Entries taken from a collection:

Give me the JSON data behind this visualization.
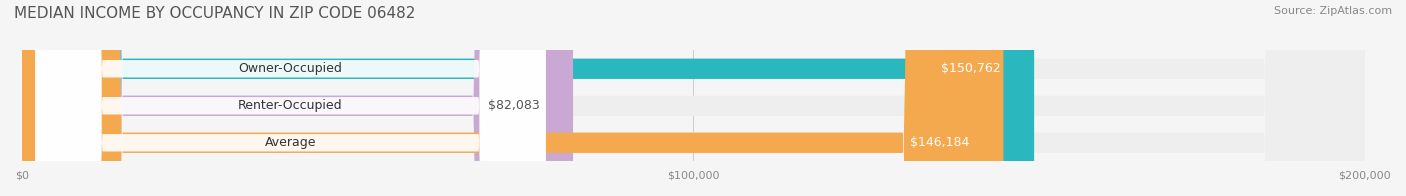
{
  "title": "MEDIAN INCOME BY OCCUPANCY IN ZIP CODE 06482",
  "source": "Source: ZipAtlas.com",
  "categories": [
    "Owner-Occupied",
    "Renter-Occupied",
    "Average"
  ],
  "values": [
    150762,
    82083,
    146184
  ],
  "bar_colors": [
    "#2ab8be",
    "#c9a8d4",
    "#f5a94e"
  ],
  "label_colors": [
    "#ffffff",
    "#555555",
    "#ffffff"
  ],
  "value_labels": [
    "$150,762",
    "$82,083",
    "$146,184"
  ],
  "xlim": [
    0,
    200000
  ],
  "xtick_values": [
    0,
    100000,
    200000
  ],
  "xtick_labels": [
    "$0",
    "$100,000",
    "$200,000"
  ],
  "background_color": "#f5f5f5",
  "bar_bg_color": "#eeeeee",
  "title_fontsize": 11,
  "bar_height": 0.55,
  "bar_label_fontsize": 9,
  "value_label_fontsize": 9,
  "axis_label_fontsize": 8,
  "source_fontsize": 8
}
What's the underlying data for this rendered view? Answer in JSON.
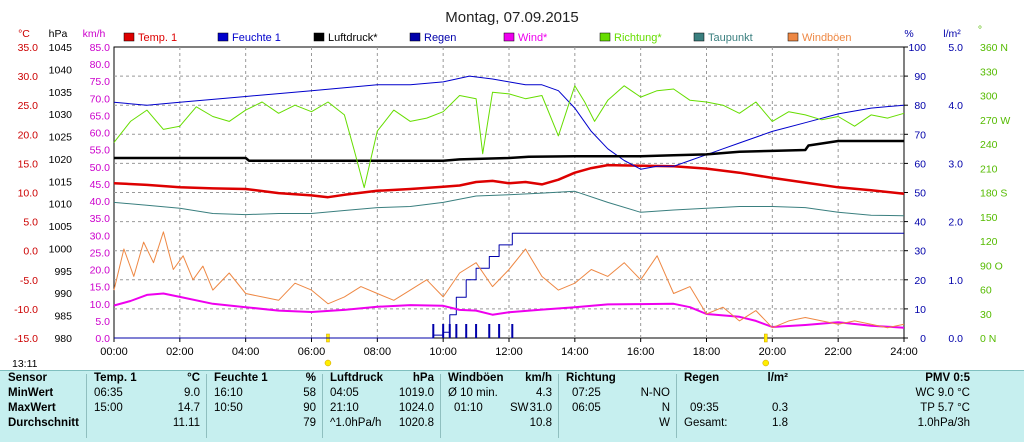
{
  "title": "Montag, 07.09.2015",
  "time_label": "13:11",
  "axes": {
    "temp": {
      "unit": "°C",
      "ticks": [
        "35.0",
        "30.0",
        "25.0",
        "20.0",
        "15.0",
        "10.0",
        "5.0",
        "0.0",
        "-5.0",
        "-10.0",
        "-15.0"
      ],
      "color": "#cc0000"
    },
    "pressure": {
      "unit": "hPa",
      "ticks": [
        "1045",
        "1040",
        "1035",
        "1030",
        "1025",
        "1020",
        "1015",
        "1010",
        "1005",
        "1000",
        "995",
        "990",
        "985",
        "980"
      ],
      "color": "#000000"
    },
    "wind": {
      "unit": "km/h",
      "ticks": [
        "85.0",
        "80.0",
        "75.0",
        "70.0",
        "65.0",
        "60.0",
        "55.0",
        "50.0",
        "45.0",
        "40.0",
        "35.0",
        "30.0",
        "25.0",
        "20.0",
        "15.0",
        "10.0",
        "5.0",
        "0.0"
      ],
      "color": "#cc00cc"
    },
    "humidity": {
      "unit": "%",
      "ticks": [
        "100",
        "90",
        "80",
        "70",
        "60",
        "50",
        "40",
        "30",
        "20",
        "10",
        "0"
      ],
      "color": "#0000aa"
    },
    "rain": {
      "unit": "l/m²",
      "ticks": [
        "5.0",
        "4.0",
        "3.0",
        "2.0",
        "1.0",
        "0.0"
      ],
      "color": "#0000aa"
    },
    "direction": {
      "unit": "°",
      "ticks": [
        "360 N",
        "330",
        "300",
        "270 W",
        "240",
        "210",
        "180 S",
        "150",
        "120",
        "90 O",
        "60",
        "30",
        "0 N"
      ],
      "color": "#55bb00"
    }
  },
  "chart_data": {
    "type": "line",
    "title": "Montag, 07.09.2015",
    "x_ticks": [
      "00:00",
      "02:00",
      "04:00",
      "06:00",
      "08:00",
      "10:00",
      "12:00",
      "14:00",
      "16:00",
      "18:00",
      "20:00",
      "22:00",
      "24:00"
    ],
    "x_range_hours": [
      0,
      24
    ],
    "grid": true,
    "legend_position": "top",
    "series": [
      {
        "name": "Temp. 1",
        "axis": "temp",
        "color": "#dd0000",
        "width": 2.5,
        "x": [
          0,
          1,
          2,
          3,
          4,
          5,
          6,
          6.5,
          7,
          8,
          9,
          10,
          10.5,
          11,
          11.5,
          12,
          12.5,
          13,
          13.5,
          14,
          14.5,
          15,
          16,
          17,
          18,
          19,
          20,
          21,
          22,
          23,
          24
        ],
        "y": [
          11.6,
          11.3,
          10.9,
          10.7,
          10.6,
          9.9,
          9.5,
          9.2,
          9.6,
          10.3,
          10.6,
          11.0,
          11.2,
          11.8,
          12.0,
          11.6,
          11.8,
          11.4,
          12.2,
          13.4,
          14.2,
          14.7,
          14.6,
          14.5,
          14.1,
          13.4,
          12.5,
          11.7,
          10.9,
          10.4,
          9.8
        ]
      },
      {
        "name": "Feuchte 1",
        "axis": "humidity",
        "color": "#0000cc",
        "width": 1,
        "x": [
          0,
          1,
          2,
          3,
          4,
          5,
          6,
          7,
          8,
          9,
          10,
          10.8,
          11.5,
          12,
          12.5,
          13,
          13.5,
          14,
          14.5,
          15,
          15.5,
          16,
          16.5,
          17,
          17.5,
          18,
          18.5,
          19,
          20,
          21,
          22,
          23,
          24
        ],
        "y": [
          81,
          80,
          81,
          82,
          83,
          84,
          85,
          86,
          87,
          87,
          88,
          90,
          89,
          88,
          87,
          87,
          85,
          79,
          71,
          65,
          61,
          58,
          59,
          59,
          61,
          63,
          65,
          67,
          71,
          74,
          77,
          79,
          80
        ]
      },
      {
        "name": "Luftdruck*",
        "axis": "pressure",
        "color": "#000000",
        "width": 2.5,
        "x": [
          0,
          2,
          4,
          4.1,
          6,
          8,
          10,
          10.5,
          12,
          12.6,
          14,
          16,
          17,
          18,
          19,
          20,
          21,
          21.1,
          22,
          23,
          24
        ],
        "y": [
          1020.2,
          1020.2,
          1020.2,
          1019.6,
          1019.6,
          1019.6,
          1019.6,
          1019.9,
          1020.2,
          1020.5,
          1020.6,
          1020.6,
          1020.8,
          1021.0,
          1021.6,
          1021.8,
          1022.0,
          1023.0,
          1024.0,
          1024.0,
          1024.0
        ]
      },
      {
        "name": "Regen",
        "axis": "rain",
        "color": "#0000aa",
        "width": 1,
        "x": [
          0,
          9.6,
          9.7,
          10.0,
          10.2,
          10.4,
          10.7,
          11.0,
          11.4,
          11.7,
          12.0,
          12.1,
          24
        ],
        "y": [
          0,
          0,
          0.05,
          0.1,
          0.4,
          0.7,
          1.0,
          1.2,
          1.4,
          1.6,
          1.6,
          1.8,
          1.8
        ]
      },
      {
        "name": "Wind*",
        "axis": "wind",
        "color": "#ee00ee",
        "width": 2,
        "x": [
          0,
          0.5,
          1,
          1.5,
          2,
          3,
          4,
          5,
          6,
          7,
          8,
          9,
          10,
          10.5,
          11,
          11.5,
          12,
          13,
          14,
          15,
          16,
          17,
          17.5,
          18,
          19,
          19.5,
          20,
          21,
          22,
          23,
          24
        ],
        "y": [
          9.5,
          10.8,
          12.6,
          13.0,
          12.0,
          10.0,
          9.0,
          8.0,
          7.6,
          8.2,
          9.1,
          9.6,
          9.4,
          8.2,
          8.0,
          6.8,
          7.5,
          8.3,
          9.0,
          9.8,
          9.9,
          10.0,
          9.0,
          7.0,
          6.2,
          5.0,
          3.2,
          3.8,
          4.6,
          3.6,
          3.0
        ]
      },
      {
        "name": "Richtung*",
        "axis": "direction",
        "color": "#66dd00",
        "width": 1,
        "x": [
          0,
          0.5,
          1,
          1.5,
          2,
          2.5,
          3,
          3.5,
          4,
          4.5,
          5,
          5.5,
          6,
          6.5,
          7,
          7.3,
          7.6,
          8,
          8.5,
          9,
          9.5,
          10,
          10.5,
          11,
          11.2,
          11.5,
          12,
          12.5,
          13,
          13.5,
          14,
          14.3,
          14.6,
          15,
          15.5,
          16,
          16.5,
          17,
          17.5,
          18,
          18.5,
          19,
          19.5,
          20,
          20.5,
          21,
          21.5,
          22,
          22.5,
          23,
          23.5,
          24
        ],
        "y": [
          242,
          268,
          282,
          258,
          262,
          286,
          274,
          268,
          282,
          292,
          278,
          288,
          280,
          292,
          276,
          232,
          186,
          256,
          282,
          268,
          272,
          280,
          300,
          296,
          228,
          304,
          302,
          296,
          300,
          250,
          312,
          292,
          268,
          294,
          312,
          298,
          306,
          308,
          294,
          292,
          288,
          278,
          292,
          268,
          280,
          276,
          270,
          274,
          262,
          276,
          272,
          278
        ]
      },
      {
        "name": "Taupunkt",
        "axis": "temp",
        "color": "#3a7f7f",
        "width": 1,
        "x": [
          0,
          1,
          2,
          3,
          4,
          5,
          6,
          7,
          8,
          9,
          10,
          11,
          12,
          13,
          14,
          15,
          16,
          17,
          18,
          19,
          20,
          21,
          22,
          23,
          24
        ],
        "y": [
          8.3,
          7.8,
          7.3,
          6.4,
          6.2,
          6.4,
          6.4,
          6.9,
          7.4,
          7.6,
          8.3,
          9.4,
          9.6,
          9.9,
          10.2,
          8.3,
          6.6,
          7.0,
          7.3,
          7.6,
          7.6,
          7.4,
          6.6,
          6.1,
          6.0
        ]
      },
      {
        "name": "Windböen",
        "axis": "wind",
        "color": "#ee8844",
        "width": 1,
        "x": [
          0,
          0.3,
          0.6,
          0.9,
          1.2,
          1.5,
          1.8,
          2.1,
          2.4,
          2.7,
          3.0,
          3.5,
          4,
          4.5,
          5,
          5.5,
          6,
          6.5,
          7,
          7.5,
          8,
          8.5,
          9,
          9.5,
          10,
          10.5,
          11,
          11.5,
          12,
          12.5,
          13,
          13.5,
          14,
          14.5,
          15,
          15.5,
          16,
          16.5,
          17,
          17.5,
          18,
          18.5,
          19,
          19.5,
          20,
          20.5,
          21,
          21.5,
          22,
          22.5,
          23,
          23.5,
          24
        ],
        "y": [
          14,
          26,
          18,
          28,
          22,
          31,
          20,
          24,
          17,
          21,
          14,
          19,
          13,
          12,
          11,
          16,
          14,
          10,
          12,
          15,
          13,
          11,
          14,
          17,
          12,
          19,
          22,
          15,
          20,
          26,
          18,
          14,
          16,
          20,
          18,
          22,
          17,
          24,
          13,
          15,
          7,
          9,
          5,
          8,
          3,
          5,
          6,
          5,
          4,
          5,
          4,
          3,
          4
        ]
      }
    ]
  },
  "stats": {
    "headers": {
      "sensor": "Sensor",
      "temp": "Temp. 1",
      "temp_unit": "°C",
      "feuchte": "Feuchte 1",
      "feuchte_unit": "%",
      "luftdruck": "Luftdruck",
      "luftdruck_unit": "hPa",
      "windboeen": "Windböen",
      "windboeen_unit": "km/h",
      "richtung": "Richtung",
      "regen": "Regen",
      "regen_unit": "l/m²",
      "pmv": "PMV 0:5"
    },
    "rows": {
      "min": "MinWert",
      "max": "MaxWert",
      "avg": "Durchschnitt"
    },
    "temp": {
      "min_time": "06:35",
      "min_val": "9.0",
      "max_time": "15:00",
      "max_val": "14.7",
      "avg_val": "11.11"
    },
    "feuchte": {
      "min_time": "16:10",
      "min_val": "58",
      "max_time": "10:50",
      "max_val": "90",
      "avg_val": "79"
    },
    "luftdruck": {
      "min_time": "04:05",
      "min_val": "1019.0",
      "max_time": "21:10",
      "max_val": "1024.0",
      "avg_label": "^1.0hPa/h",
      "avg_val": "1020.8"
    },
    "windboeen": {
      "min_label": "Ø 10 min.",
      "min_val": "4.3",
      "max_time": "01:10",
      "max_dir": "SW",
      "max_val": "31.0",
      "avg_val": "10.8"
    },
    "richtung": {
      "min_time": "07:25",
      "min_val": "N-NO",
      "max_time": "06:05",
      "max_val": "N",
      "avg_val": "W"
    },
    "regen": {
      "max_time": "09:35",
      "max_val": "0.3",
      "total_label": "Gesamt:",
      "total_val": "1.8"
    },
    "pmv": {
      "wc": "WC 9.0 °C",
      "tp": "TP 5.7 °C",
      "rate": "1.0hPa/3h"
    }
  }
}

WHAT TO DO: In the entries above, find every line with the word "Montag" and list it.

TASK RESPONSE:
  "title": "Montag, 07.09.2015",
    "title": "Montag, 07.09.2015",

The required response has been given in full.